DIRECTIVE: Pull every line holding the string "Bjodaskalle" from the records below.

Collected data entries
-----
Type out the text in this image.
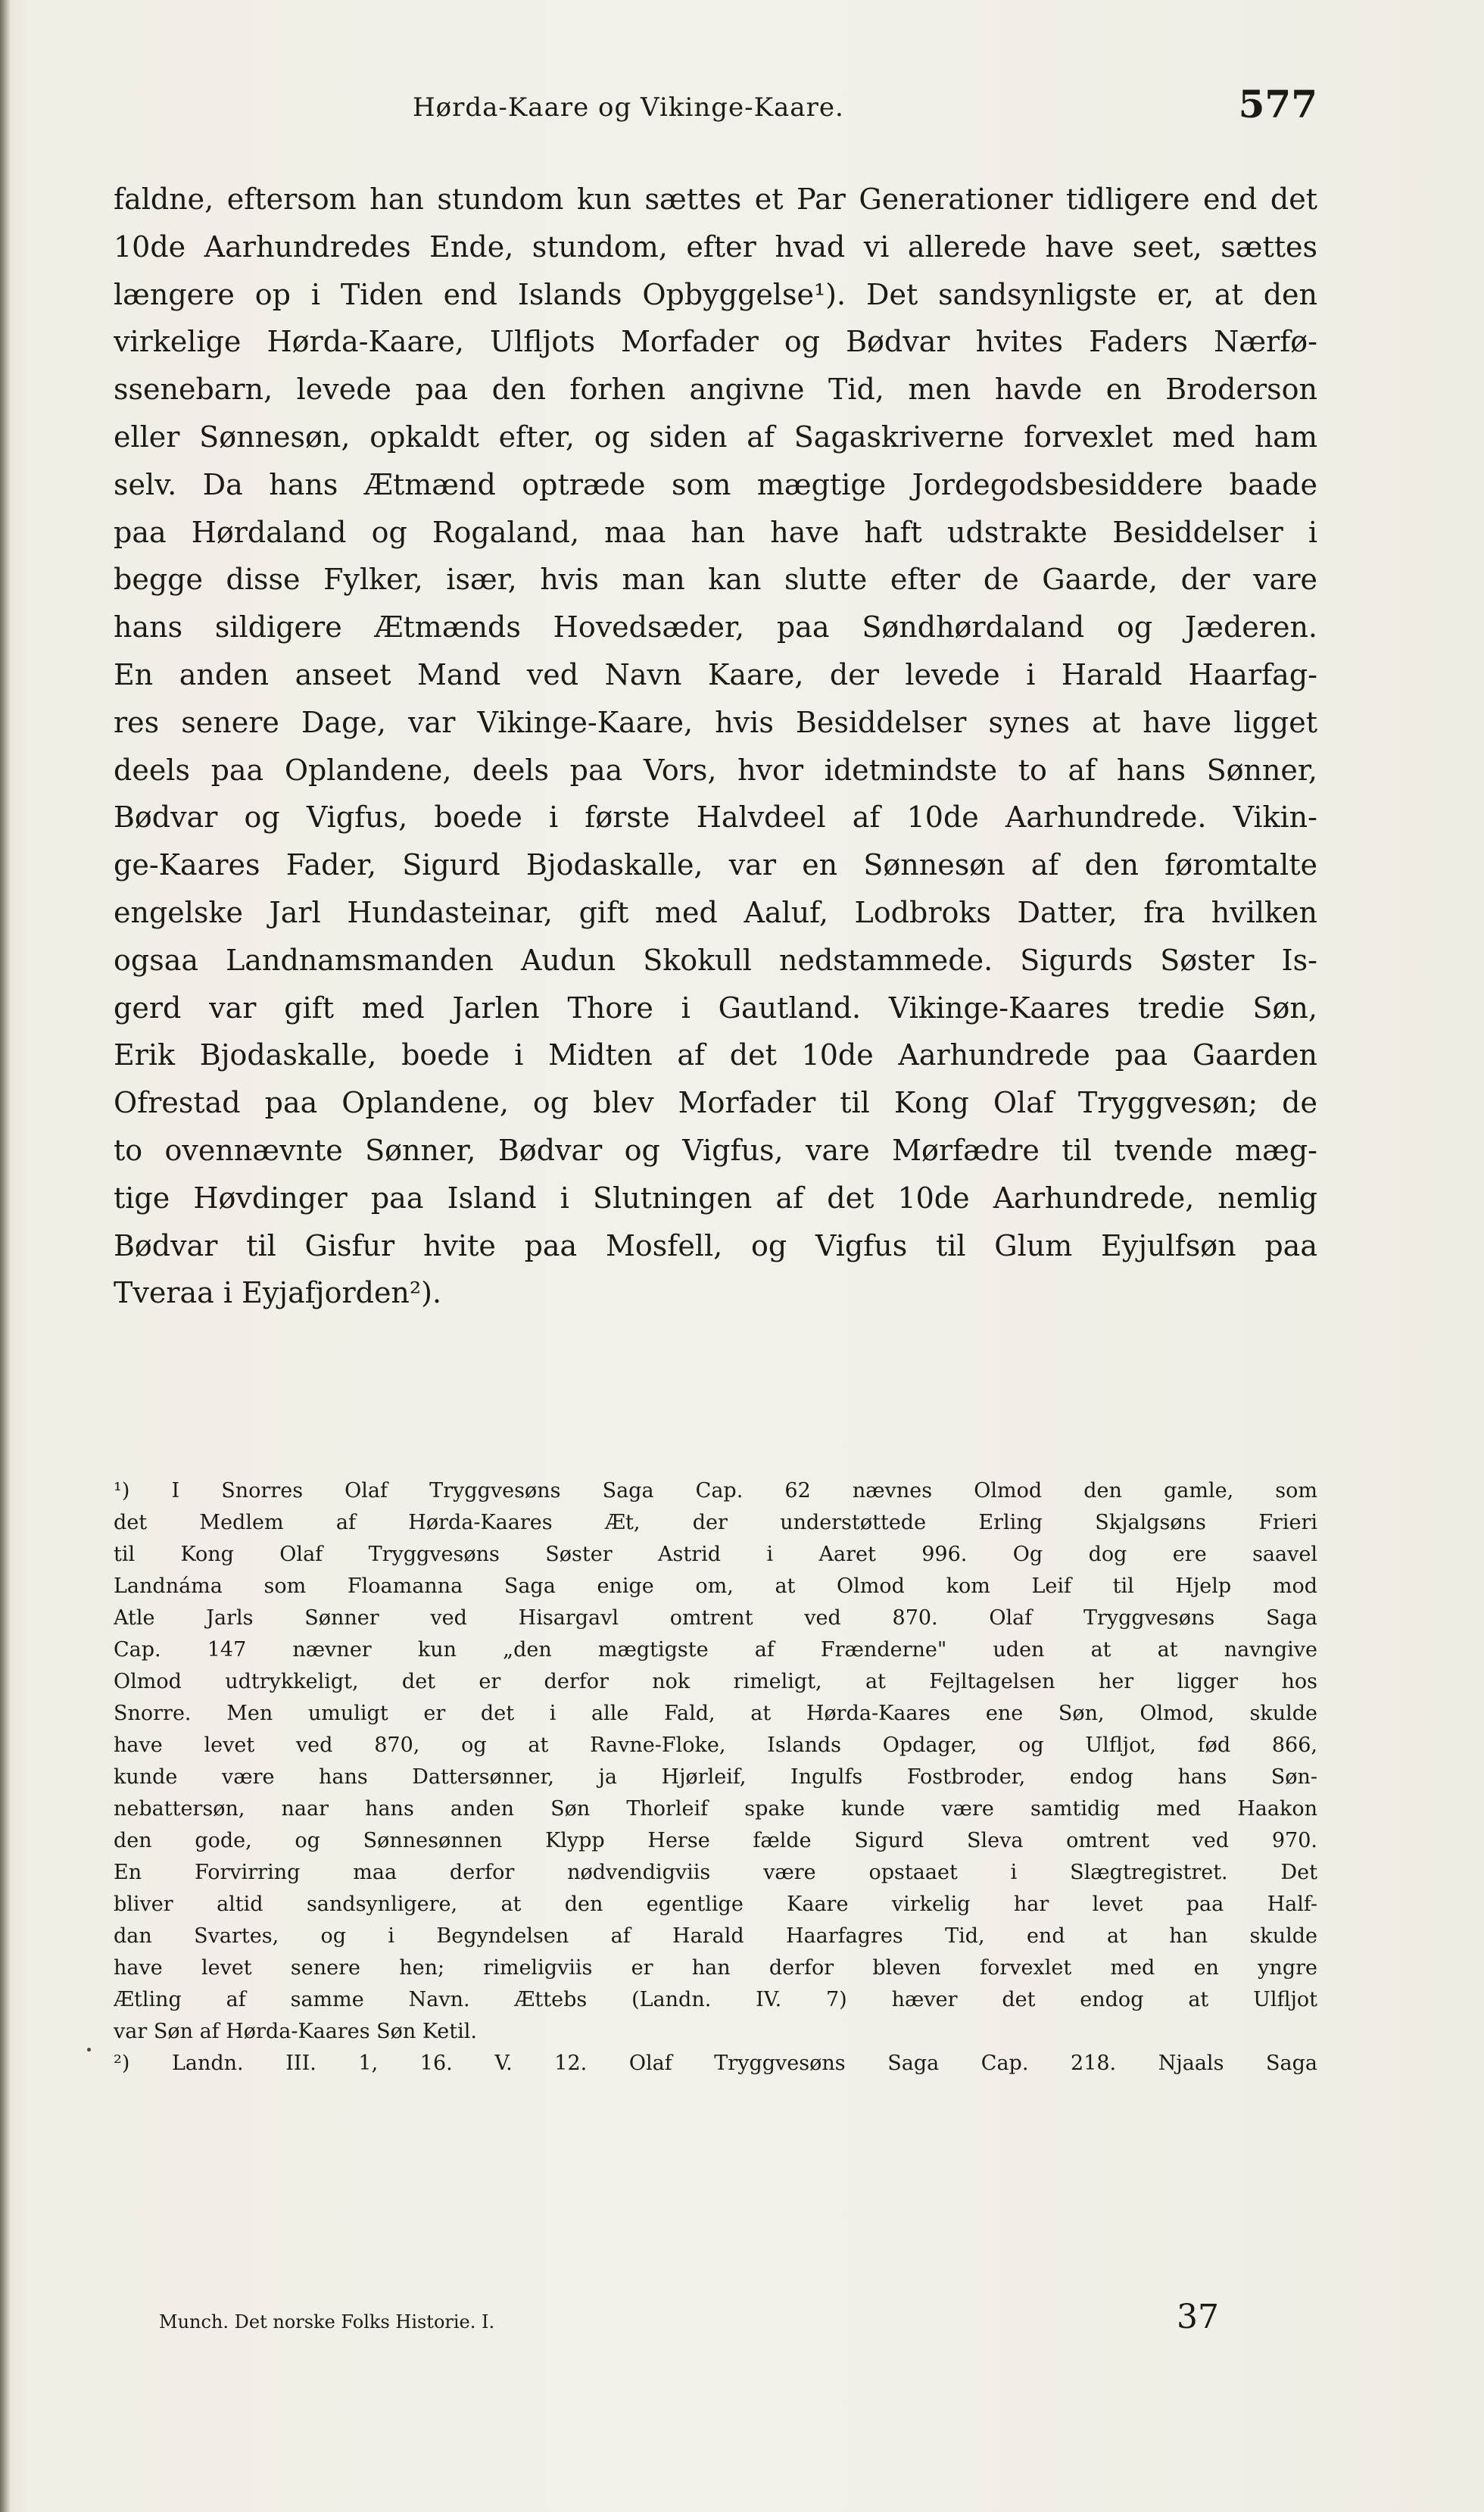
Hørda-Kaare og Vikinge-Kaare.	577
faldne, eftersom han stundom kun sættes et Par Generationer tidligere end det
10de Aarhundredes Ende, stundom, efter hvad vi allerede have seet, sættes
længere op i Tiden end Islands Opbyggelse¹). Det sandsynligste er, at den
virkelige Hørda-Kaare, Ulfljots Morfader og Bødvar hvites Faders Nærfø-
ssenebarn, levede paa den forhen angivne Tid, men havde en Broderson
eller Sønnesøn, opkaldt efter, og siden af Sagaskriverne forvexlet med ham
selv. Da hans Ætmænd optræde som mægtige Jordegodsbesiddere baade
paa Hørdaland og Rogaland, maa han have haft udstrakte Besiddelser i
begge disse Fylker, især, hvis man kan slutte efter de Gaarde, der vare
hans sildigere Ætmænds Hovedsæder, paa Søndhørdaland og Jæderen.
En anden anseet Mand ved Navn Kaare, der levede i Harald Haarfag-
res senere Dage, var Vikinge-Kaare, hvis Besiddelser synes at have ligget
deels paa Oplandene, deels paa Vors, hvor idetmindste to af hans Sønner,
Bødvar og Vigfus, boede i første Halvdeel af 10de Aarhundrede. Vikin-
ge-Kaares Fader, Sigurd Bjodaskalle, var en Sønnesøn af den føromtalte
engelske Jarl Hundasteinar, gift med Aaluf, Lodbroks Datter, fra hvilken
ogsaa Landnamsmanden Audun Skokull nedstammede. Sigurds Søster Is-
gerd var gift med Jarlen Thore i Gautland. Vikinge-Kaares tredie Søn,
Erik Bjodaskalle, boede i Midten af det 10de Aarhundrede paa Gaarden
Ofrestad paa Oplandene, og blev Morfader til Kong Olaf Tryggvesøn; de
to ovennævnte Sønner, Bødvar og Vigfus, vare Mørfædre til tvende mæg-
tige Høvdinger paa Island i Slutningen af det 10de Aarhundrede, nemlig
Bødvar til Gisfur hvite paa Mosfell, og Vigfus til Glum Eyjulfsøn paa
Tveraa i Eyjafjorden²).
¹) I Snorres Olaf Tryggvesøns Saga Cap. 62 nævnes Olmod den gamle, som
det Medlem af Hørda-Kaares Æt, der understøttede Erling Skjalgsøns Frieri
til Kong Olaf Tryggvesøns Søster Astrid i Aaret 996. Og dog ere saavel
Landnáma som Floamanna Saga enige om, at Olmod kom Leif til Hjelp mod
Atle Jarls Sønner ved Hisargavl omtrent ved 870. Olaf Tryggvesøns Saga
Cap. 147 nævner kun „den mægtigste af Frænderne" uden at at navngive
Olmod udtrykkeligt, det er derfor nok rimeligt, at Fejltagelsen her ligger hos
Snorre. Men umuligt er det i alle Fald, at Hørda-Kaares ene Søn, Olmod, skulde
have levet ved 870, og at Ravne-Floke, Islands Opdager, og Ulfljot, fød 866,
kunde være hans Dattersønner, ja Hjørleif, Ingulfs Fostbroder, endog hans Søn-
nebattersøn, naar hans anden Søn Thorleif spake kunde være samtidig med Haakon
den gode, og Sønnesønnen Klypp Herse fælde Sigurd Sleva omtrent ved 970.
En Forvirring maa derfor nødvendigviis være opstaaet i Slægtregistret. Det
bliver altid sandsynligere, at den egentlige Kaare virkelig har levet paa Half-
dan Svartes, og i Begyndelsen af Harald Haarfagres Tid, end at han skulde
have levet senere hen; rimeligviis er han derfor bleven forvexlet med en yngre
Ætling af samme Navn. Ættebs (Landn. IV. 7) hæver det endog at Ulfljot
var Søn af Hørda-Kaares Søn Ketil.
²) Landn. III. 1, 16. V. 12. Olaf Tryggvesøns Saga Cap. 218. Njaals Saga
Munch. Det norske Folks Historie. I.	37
-----
RESULT FOR THIS TASK:
ge-Kaares Fader, Sigurd Bjodaskalle, var en Sønnesøn af den føromtalte
Erik Bjodaskalle, boede i Midten af det 10de Aarhundrede paa Gaarden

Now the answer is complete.